──────── Listed records ────────

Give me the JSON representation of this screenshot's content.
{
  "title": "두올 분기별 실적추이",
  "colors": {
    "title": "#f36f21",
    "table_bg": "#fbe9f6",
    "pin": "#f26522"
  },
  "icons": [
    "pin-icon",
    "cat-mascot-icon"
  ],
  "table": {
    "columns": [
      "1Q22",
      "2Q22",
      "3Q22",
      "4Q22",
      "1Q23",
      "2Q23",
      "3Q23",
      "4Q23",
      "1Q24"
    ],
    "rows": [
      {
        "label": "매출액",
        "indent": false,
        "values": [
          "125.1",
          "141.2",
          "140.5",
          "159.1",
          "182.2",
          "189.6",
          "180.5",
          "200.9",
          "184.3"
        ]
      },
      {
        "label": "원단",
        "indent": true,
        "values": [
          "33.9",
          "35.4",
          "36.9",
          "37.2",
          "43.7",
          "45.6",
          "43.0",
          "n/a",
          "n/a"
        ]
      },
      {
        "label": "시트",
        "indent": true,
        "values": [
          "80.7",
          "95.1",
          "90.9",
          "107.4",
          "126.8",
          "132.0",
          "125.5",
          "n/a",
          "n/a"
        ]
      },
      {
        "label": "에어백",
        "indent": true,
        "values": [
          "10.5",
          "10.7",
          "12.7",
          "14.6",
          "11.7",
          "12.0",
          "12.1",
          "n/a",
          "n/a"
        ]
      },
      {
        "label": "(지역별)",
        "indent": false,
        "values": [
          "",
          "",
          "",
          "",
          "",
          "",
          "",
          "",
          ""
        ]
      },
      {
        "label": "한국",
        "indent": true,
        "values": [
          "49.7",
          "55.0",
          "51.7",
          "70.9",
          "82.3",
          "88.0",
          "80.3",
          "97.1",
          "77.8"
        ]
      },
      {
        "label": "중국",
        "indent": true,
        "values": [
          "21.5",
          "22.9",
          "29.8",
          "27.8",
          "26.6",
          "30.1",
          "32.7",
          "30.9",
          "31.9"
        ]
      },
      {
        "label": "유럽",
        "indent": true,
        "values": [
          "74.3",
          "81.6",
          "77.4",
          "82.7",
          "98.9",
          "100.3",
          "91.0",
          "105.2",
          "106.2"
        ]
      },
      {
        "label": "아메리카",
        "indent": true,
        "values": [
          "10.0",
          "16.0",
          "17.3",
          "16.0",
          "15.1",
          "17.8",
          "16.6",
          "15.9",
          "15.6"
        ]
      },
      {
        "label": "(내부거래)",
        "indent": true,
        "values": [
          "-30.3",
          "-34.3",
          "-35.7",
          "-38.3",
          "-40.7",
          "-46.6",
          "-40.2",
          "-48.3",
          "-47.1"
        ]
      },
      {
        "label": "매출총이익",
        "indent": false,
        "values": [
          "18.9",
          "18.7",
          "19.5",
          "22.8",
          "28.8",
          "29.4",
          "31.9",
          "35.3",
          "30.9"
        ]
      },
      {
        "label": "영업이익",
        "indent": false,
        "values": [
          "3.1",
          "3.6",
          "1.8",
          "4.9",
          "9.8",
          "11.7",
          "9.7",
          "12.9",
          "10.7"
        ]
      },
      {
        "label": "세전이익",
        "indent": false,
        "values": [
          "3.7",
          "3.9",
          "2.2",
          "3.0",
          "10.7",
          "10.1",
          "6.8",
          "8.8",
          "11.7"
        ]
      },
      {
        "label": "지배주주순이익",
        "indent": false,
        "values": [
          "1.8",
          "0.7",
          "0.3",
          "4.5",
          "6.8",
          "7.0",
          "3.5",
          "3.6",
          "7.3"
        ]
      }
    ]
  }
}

────────

# What is asked:
Repeat the data precisely, reproducing every entry.

# Answer for this exercise:
Give me the JSON representation of this screenshot's content.
{
  "title": "두올 분기별 실적추이",
  "colors": {
    "title": "#f36f21",
    "table_bg": "#fbe9f6",
    "pin": "#f26522"
  },
  "icons": [
    "pin-icon",
    "cat-mascot-icon"
  ],
  "table": {
    "columns": [
      "1Q22",
      "2Q22",
      "3Q22",
      "4Q22",
      "1Q23",
      "2Q23",
      "3Q23",
      "4Q23",
      "1Q24"
    ],
    "rows": [
      {
        "label": "매출액",
        "indent": false,
        "values": [
          "125.1",
          "141.2",
          "140.5",
          "159.1",
          "182.2",
          "189.6",
          "180.5",
          "200.9",
          "184.3"
        ]
      },
      {
        "label": "원단",
        "indent": true,
        "values": [
          "33.9",
          "35.4",
          "36.9",
          "37.2",
          "43.7",
          "45.6",
          "43.0",
          "n/a",
          "n/a"
        ]
      },
      {
        "label": "시트",
        "indent": true,
        "values": [
          "80.7",
          "95.1",
          "90.9",
          "107.4",
          "126.8",
          "132.0",
          "125.5",
          "n/a",
          "n/a"
        ]
      },
      {
        "label": "에어백",
        "indent": true,
        "values": [
          "10.5",
          "10.7",
          "12.7",
          "14.6",
          "11.7",
          "12.0",
          "12.1",
          "n/a",
          "n/a"
        ]
      },
      {
        "label": "(지역별)",
        "indent": false,
        "values": [
          "",
          "",
          "",
          "",
          "",
          "",
          "",
          "",
          ""
        ]
      },
      {
        "label": "한국",
        "indent": true,
        "values": [
          "49.7",
          "55.0",
          "51.7",
          "70.9",
          "82.3",
          "88.0",
          "80.3",
          "97.1",
          "77.8"
        ]
      },
      {
        "label": "중국",
        "indent": true,
        "values": [
          "21.5",
          "22.9",
          "29.8",
          "27.8",
          "26.6",
          "30.1",
          "32.7",
          "30.9",
          "31.9"
        ]
      },
      {
        "label": "유럽",
        "indent": true,
        "values": [
          "74.3",
          "81.6",
          "77.4",
          "82.7",
          "98.9",
          "100.3",
          "91.0",
          "105.2",
          "106.2"
        ]
      },
      {
        "label": "아메리카",
        "indent": true,
        "values": [
          "10.0",
          "16.0",
          "17.3",
          "16.0",
          "15.1",
          "17.8",
          "16.6",
          "15.9",
          "15.6"
        ]
      },
      {
        "label": "(내부거래)",
        "indent": true,
        "values": [
          "-30.3",
          "-34.3",
          "-35.7",
          "-38.3",
          "-40.7",
          "-46.6",
          "-40.2",
          "-48.3",
          "-47.1"
        ]
      },
      {
        "label": "매출총이익",
        "indent": false,
        "values": [
          "18.9",
          "18.7",
          "19.5",
          "22.8",
          "28.8",
          "29.4",
          "31.9",
          "35.3",
          "30.9"
        ]
      },
      {
        "label": "영업이익",
        "indent": false,
        "values": [
          "3.1",
          "3.6",
          "1.8",
          "4.9",
          "9.8",
          "11.7",
          "9.7",
          "12.9",
          "10.7"
        ]
      },
      {
        "label": "세전이익",
        "indent": false,
        "values": [
          "3.7",
          "3.9",
          "2.2",
          "3.0",
          "10.7",
          "10.1",
          "6.8",
          "8.8",
          "11.7"
        ]
      },
      {
        "label": "지배주주순이익",
        "indent": false,
        "values": [
          "1.8",
          "0.7",
          "0.3",
          "4.5",
          "6.8",
          "7.0",
          "3.5",
          "3.6",
          "7.3"
        ]
      }
    ]
  }
}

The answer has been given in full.